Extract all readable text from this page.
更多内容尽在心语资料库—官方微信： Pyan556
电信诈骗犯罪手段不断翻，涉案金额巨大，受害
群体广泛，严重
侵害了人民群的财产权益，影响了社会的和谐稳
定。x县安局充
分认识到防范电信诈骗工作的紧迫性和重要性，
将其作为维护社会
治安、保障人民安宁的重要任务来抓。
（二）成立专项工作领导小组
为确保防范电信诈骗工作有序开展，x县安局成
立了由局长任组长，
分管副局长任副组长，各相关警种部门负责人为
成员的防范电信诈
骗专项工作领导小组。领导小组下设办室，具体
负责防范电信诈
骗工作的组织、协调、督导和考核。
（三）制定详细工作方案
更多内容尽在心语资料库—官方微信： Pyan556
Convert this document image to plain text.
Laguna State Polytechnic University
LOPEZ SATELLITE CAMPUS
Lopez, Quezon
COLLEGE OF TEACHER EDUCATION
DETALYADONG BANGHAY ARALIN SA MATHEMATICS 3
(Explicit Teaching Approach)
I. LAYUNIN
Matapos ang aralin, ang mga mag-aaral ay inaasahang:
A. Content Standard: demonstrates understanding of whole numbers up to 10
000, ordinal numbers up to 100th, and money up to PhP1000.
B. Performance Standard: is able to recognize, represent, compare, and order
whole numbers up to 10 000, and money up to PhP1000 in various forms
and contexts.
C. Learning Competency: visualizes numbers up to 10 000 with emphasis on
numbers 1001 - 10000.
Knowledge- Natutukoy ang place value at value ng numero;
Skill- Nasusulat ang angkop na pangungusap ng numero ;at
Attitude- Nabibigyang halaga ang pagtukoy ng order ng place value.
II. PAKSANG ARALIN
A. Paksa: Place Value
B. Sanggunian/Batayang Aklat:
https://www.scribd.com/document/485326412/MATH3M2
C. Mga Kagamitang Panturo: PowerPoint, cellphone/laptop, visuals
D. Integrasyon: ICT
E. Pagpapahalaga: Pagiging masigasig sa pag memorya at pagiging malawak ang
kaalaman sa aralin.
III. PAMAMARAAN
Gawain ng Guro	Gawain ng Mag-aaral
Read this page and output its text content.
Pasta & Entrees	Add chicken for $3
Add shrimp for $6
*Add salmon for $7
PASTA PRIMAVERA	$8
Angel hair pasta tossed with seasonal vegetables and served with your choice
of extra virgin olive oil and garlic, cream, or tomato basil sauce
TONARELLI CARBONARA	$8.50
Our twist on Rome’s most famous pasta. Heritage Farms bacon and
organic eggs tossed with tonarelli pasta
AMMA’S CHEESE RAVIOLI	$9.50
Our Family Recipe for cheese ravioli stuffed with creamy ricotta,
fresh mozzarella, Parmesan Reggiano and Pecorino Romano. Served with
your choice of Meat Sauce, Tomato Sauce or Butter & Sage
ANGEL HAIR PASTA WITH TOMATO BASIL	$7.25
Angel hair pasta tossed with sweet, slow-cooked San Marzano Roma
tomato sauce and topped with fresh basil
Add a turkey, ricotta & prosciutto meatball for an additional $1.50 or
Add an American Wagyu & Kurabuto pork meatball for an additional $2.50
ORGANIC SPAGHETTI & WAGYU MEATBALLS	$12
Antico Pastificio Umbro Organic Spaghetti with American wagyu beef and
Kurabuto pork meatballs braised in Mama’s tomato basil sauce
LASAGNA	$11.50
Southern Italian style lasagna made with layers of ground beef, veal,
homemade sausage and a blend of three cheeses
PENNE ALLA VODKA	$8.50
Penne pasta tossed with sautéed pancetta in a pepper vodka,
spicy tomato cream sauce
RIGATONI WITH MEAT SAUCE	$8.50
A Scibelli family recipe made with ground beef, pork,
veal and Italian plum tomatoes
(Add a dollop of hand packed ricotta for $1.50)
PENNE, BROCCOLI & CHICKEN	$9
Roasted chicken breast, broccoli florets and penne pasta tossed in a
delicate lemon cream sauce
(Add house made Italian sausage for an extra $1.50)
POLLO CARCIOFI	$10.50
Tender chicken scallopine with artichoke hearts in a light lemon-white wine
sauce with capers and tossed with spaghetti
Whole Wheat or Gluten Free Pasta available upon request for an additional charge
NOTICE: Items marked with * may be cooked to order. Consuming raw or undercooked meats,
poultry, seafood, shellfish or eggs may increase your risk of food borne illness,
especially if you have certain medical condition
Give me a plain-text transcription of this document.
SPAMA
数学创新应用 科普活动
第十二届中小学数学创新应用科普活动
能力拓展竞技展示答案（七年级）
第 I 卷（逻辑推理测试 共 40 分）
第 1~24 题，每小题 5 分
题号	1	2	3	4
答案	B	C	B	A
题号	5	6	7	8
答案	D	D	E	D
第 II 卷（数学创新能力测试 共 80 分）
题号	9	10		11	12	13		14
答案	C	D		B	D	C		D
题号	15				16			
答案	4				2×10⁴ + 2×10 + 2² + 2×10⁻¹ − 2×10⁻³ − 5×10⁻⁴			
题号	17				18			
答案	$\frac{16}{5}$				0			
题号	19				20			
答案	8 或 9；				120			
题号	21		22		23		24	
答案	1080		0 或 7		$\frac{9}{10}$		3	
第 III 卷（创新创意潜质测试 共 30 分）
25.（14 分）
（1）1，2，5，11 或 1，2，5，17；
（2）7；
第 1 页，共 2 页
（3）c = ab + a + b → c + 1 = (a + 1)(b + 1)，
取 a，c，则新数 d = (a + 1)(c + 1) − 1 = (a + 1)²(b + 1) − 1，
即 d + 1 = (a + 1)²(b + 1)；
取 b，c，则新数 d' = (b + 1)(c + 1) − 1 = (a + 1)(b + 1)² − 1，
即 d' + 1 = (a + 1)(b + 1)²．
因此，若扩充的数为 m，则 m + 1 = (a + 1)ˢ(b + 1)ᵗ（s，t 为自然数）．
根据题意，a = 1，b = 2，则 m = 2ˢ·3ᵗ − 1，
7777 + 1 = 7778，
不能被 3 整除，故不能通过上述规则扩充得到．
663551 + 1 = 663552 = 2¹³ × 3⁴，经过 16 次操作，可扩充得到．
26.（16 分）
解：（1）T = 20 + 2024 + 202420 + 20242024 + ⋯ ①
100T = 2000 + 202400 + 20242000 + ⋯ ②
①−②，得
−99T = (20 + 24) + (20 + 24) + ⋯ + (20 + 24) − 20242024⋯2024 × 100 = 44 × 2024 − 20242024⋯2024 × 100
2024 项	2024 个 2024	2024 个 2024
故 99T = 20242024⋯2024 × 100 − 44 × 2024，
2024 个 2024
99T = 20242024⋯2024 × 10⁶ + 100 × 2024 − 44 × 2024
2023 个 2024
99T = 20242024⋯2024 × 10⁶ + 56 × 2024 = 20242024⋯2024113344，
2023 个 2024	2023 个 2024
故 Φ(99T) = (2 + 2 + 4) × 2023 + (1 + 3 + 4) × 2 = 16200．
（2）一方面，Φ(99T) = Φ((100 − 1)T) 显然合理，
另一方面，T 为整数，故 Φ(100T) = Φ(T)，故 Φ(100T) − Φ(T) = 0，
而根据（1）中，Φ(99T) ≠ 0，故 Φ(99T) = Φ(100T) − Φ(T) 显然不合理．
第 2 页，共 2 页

-*-

Every record above should be copied exactly.

▸ WRITTEN RESPONSE
Extract all readable text from this page.
更多内容尽在心语资料库—官方微信： Pyan556
电信诈骗犯罪手段不断翻，涉案金额巨大，受害
群体广泛，严重
侵害了人民群的财产权益，影响了社会的和谐稳
定。x县安局充
分认识到防范电信诈骗工作的紧迫性和重要性，
将其作为维护社会
治安、保障人民安宁的重要任务来抓。
（二）成立专项工作领导小组
为确保防范电信诈骗工作有序开展，x县安局成
立了由局长任组长，
分管副局长任副组长，各相关警种部门负责人为
成员的防范电信诈
骗专项工作领导小组。领导小组下设办室，具体
负责防范电信诈
骗工作的组织、协调、督导和考核。
（三）制定详细工作方案
更多内容尽在心语资料库—官方微信： Pyan556
Convert this document image to plain text.
Laguna State Polytechnic University
LOPEZ SATELLITE CAMPUS
Lopez, Quezon
COLLEGE OF TEACHER EDUCATION
DETALYADONG BANGHAY ARALIN SA MATHEMATICS 3
(Explicit Teaching Approach)
I. LAYUNIN
Matapos ang aralin, ang mga mag-aaral ay inaasahang:
A. Content Standard: demonstrates understanding of whole numbers up to 10
000, ordinal numbers up to 100th, and money up to PhP1000.
B. Performance Standard: is able to recognize, represent, compare, and order
whole numbers up to 10 000, and money up to PhP1000 in various forms
and contexts.
C. Learning Competency: visualizes numbers up to 10 000 with emphasis on
numbers 1001 - 10000.
Knowledge- Natutukoy ang place value at value ng numero;
Skill- Nasusulat ang angkop na pangungusap ng numero ;at
Attitude- Nabibigyang halaga ang pagtukoy ng order ng place value.
II. PAKSANG ARALIN
A. Paksa: Place Value
B. Sanggunian/Batayang Aklat:
https://www.scribd.com/document/485326412/MATH3M2
C. Mga Kagamitang Panturo: PowerPoint, cellphone/laptop, visuals
D. Integrasyon: ICT
E. Pagpapahalaga: Pagiging masigasig sa pag memorya at pagiging malawak ang
kaalaman sa aralin.
III. PAMAMARAAN
Gawain ng Guro	Gawain ng Mag-aaral
Read this page and output its text content.
Pasta & Entrees	Add chicken for $3
Add shrimp for $6
*Add salmon for $7
PASTA PRIMAVERA	$8
Angel hair pasta tossed with seasonal vegetables and served with your choice
of extra virgin olive oil and garlic, cream, or tomato basil sauce
TONARELLI CARBONARA	$8.50
Our twist on Rome’s most famous pasta. Heritage Farms bacon and
organic eggs tossed with tonarelli pasta
AMMA’S CHEESE RAVIOLI	$9.50
Our Family Recipe for cheese ravioli stuffed with creamy ricotta,
fresh mozzarella, Parmesan Reggiano and Pecorino Romano. Served with
your choice of Meat Sauce, Tomato Sauce or Butter & Sage
ANGEL HAIR PASTA WITH TOMATO BASIL	$7.25
Angel hair pasta tossed with sweet, slow-cooked San Marzano Roma
tomato sauce and topped with fresh basil
Add a turkey, ricotta & prosciutto meatball for an additional $1.50 or
Add an American Wagyu & Kurabuto pork meatball for an additional $2.50
ORGANIC SPAGHETTI & WAGYU MEATBALLS	$12
Antico Pastificio Umbro Organic Spaghetti with American wagyu beef and
Kurabuto pork meatballs braised in Mama’s tomato basil sauce
LASAGNA	$11.50
Southern Italian style lasagna made with layers of ground beef, veal,
homemade sausage and a blend of three cheeses
PENNE ALLA VODKA	$8.50
Penne pasta tossed with sautéed pancetta in a pepper vodka,
spicy tomato cream sauce
RIGATONI WITH MEAT SAUCE	$8.50
A Scibelli family recipe made with ground beef, pork,
veal and Italian plum tomatoes
(Add a dollop of hand packed ricotta for $1.50)
PENNE, BROCCOLI & CHICKEN	$9
Roasted chicken breast, broccoli florets and penne pasta tossed in a
delicate lemon cream sauce
(Add house made Italian sausage for an extra $1.50)
POLLO CARCIOFI	$10.50
Tender chicken scallopine with artichoke hearts in a light lemon-white wine
sauce with capers and tossed with spaghetti
Whole Wheat or Gluten Free Pasta available upon request for an additional charge
NOTICE: Items marked with * may be cooked to order. Consuming raw or undercooked meats,
poultry, seafood, shellfish or eggs may increase your risk of food borne illness,
especially if you have certain medical condition
Give me a plain-text transcription of this document.
SPAMA
数学创新应用 科普活动
第十二届中小学数学创新应用科普活动
能力拓展竞技展示答案（七年级）
第 I 卷（逻辑推理测试 共 40 分）
第 1~24 题，每小题 5 分
题号	1	2	3	4
答案	B	C	B	A
题号	5	6	7	8
答案	D	D	E	D
第 II 卷（数学创新能力测试 共 80 分）
题号	9	10		11	12	13		14
答案	C	D		B	D	C		D
题号	15				16			
答案	4				2×10⁴ + 2×10 + 2² + 2×10⁻¹ − 2×10⁻³ − 5×10⁻⁴			
题号	17				18			
答案	$\frac{16}{5}$				0			
题号	19				20			
答案	8 或 9；				120			
题号	21		22		23		24	
答案	1080		0 或 7		$\frac{9}{10}$		3	
第 III 卷（创新创意潜质测试 共 30 分）
25.（14 分）
（1）1，2，5，11 或 1，2，5，17；
（2）7；
第 1 页，共 2 页
（3）c = ab + a + b → c + 1 = (a + 1)(b + 1)，
取 a，c，则新数 d = (a + 1)(c + 1) − 1 = (a + 1)²(b + 1) − 1，
即 d + 1 = (a + 1)²(b + 1)；
取 b，c，则新数 d' = (b + 1)(c + 1) − 1 = (a + 1)(b + 1)² − 1，
即 d' + 1 = (a + 1)(b + 1)²．
因此，若扩充的数为 m，则 m + 1 = (a + 1)ˢ(b + 1)ᵗ（s，t 为自然数）．
根据题意，a = 1，b = 2，则 m = 2ˢ·3ᵗ − 1，
7777 + 1 = 7778，
不能被 3 整除，故不能通过上述规则扩充得到．
663551 + 1 = 663552 = 2¹³ × 3⁴，经过 16 次操作，可扩充得到．
26.（16 分）
解：（1）T = 20 + 2024 + 202420 + 20242024 + ⋯ ①
100T = 2000 + 202400 + 20242000 + ⋯ ②
①−②，得
−99T = (20 + 24) + (20 + 24) + ⋯ + (20 + 24) − 20242024⋯2024 × 100 = 44 × 2024 − 20242024⋯2024 × 100
2024 项	2024 个 2024	2024 个 2024
故 99T = 20242024⋯2024 × 100 − 44 × 2024，
2024 个 2024
99T = 20242024⋯2024 × 10⁶ + 100 × 2024 − 44 × 2024
2023 个 2024
99T = 20242024⋯2024 × 10⁶ + 56 × 2024 = 20242024⋯2024113344，
2023 个 2024	2023 个 2024
故 Φ(99T) = (2 + 2 + 4) × 2023 + (1 + 3 + 4) × 2 = 16200．
（2）一方面，Φ(99T) = Φ((100 − 1)T) 显然合理，
另一方面，T 为整数，故 Φ(100T) = Φ(T)，故 Φ(100T) − Φ(T) = 0，
而根据（1）中，Φ(99T) ≠ 0，故 Φ(99T) = Φ(100T) − Φ(T) 显然不合理．
第 2 页，共 2 页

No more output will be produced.